**What is being asked:** Check each line of the records below for the word "công" and copy those where it appears.

**Given records:**
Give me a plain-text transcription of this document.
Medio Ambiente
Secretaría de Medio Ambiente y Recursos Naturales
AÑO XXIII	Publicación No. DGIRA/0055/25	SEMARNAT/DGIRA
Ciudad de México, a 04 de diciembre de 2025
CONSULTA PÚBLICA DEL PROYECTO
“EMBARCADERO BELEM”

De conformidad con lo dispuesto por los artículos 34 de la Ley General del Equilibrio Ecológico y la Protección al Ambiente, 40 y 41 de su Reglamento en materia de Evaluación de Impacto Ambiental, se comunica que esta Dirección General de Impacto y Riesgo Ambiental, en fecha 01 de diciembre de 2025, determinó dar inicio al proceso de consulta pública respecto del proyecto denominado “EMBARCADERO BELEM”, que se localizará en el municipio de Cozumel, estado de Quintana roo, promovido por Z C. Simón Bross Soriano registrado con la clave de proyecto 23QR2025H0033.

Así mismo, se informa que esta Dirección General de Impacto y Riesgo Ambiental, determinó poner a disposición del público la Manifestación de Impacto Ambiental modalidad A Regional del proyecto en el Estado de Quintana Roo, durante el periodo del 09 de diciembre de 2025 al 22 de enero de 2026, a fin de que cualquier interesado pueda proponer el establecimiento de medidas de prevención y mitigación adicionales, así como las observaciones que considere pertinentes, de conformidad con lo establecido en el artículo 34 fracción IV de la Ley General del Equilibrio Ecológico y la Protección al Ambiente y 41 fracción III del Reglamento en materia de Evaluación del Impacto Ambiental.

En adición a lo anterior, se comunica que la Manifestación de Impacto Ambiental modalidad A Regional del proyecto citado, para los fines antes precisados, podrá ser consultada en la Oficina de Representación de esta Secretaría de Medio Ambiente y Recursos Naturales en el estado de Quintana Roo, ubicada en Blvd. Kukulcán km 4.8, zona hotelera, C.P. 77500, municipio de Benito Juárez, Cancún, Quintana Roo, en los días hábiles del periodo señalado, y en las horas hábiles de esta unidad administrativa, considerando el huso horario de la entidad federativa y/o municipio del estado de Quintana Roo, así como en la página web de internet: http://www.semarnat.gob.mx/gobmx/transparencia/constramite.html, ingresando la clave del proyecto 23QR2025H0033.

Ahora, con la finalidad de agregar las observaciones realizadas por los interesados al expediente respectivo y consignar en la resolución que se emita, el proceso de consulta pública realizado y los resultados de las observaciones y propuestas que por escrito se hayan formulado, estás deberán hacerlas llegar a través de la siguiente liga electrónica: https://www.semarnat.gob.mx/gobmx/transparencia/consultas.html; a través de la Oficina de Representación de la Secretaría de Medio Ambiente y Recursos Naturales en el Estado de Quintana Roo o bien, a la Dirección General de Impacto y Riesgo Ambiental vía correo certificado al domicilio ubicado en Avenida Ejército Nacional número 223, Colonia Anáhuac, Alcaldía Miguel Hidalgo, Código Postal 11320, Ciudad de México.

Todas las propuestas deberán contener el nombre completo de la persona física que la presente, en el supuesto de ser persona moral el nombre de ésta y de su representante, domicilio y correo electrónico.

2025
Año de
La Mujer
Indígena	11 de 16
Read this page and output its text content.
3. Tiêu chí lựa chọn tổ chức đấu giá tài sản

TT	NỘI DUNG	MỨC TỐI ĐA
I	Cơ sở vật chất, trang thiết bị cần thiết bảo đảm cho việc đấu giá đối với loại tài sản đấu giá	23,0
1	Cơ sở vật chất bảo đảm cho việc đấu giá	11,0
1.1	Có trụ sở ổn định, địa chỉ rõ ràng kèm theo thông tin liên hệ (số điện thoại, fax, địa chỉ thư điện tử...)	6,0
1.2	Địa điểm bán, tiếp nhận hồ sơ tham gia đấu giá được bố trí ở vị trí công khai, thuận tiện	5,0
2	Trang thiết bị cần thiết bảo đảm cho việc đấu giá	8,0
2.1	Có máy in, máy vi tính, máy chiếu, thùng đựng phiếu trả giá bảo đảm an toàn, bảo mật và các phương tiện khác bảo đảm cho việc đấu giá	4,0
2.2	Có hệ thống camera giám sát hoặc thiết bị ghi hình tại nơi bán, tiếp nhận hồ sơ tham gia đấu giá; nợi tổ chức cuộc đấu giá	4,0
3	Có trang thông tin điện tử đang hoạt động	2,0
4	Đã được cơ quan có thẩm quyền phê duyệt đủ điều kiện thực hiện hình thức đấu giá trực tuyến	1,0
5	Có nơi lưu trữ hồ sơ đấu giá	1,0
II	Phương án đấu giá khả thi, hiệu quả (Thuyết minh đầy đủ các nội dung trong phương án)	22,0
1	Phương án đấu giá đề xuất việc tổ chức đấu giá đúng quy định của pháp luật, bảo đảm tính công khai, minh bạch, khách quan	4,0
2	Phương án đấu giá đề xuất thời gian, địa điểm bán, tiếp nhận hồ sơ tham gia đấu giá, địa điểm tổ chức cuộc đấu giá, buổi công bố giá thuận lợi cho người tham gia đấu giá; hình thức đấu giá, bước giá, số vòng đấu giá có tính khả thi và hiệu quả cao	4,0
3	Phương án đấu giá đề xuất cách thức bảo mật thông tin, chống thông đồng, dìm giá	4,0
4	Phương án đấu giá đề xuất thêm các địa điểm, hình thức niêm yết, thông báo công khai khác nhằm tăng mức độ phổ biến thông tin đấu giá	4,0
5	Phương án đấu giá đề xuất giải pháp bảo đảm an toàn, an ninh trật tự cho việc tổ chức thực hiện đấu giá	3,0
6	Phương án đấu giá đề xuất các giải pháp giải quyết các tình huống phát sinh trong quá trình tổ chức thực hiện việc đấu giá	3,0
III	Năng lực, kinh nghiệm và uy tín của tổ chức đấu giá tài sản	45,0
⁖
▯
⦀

**Answer to this problem:**
1.2	Địa điểm bán, tiếp nhận hồ sơ tham gia đấu giá được bố trí ở vị trí công khai, thuận tiện	5,0
1	Phương án đấu giá đề xuất việc tổ chức đấu giá đúng quy định của pháp luật, bảo đảm tính công khai, minh bạch, khách quan	4,0
2	Phương án đấu giá đề xuất thời gian, địa điểm bán, tiếp nhận hồ sơ tham gia đấu giá, địa điểm tổ chức cuộc đấu giá, buổi công bố giá thuận lợi cho người tham gia đấu giá; hình thức đấu giá, bước giá, số vòng đấu giá có tính khả thi và hiệu quả cao	4,0
4	Phương án đấu giá đề xuất thêm các địa điểm, hình thức niêm yết, thông báo công khai khác nhằm tăng mức độ phổ biến thông tin đấu giá	4,0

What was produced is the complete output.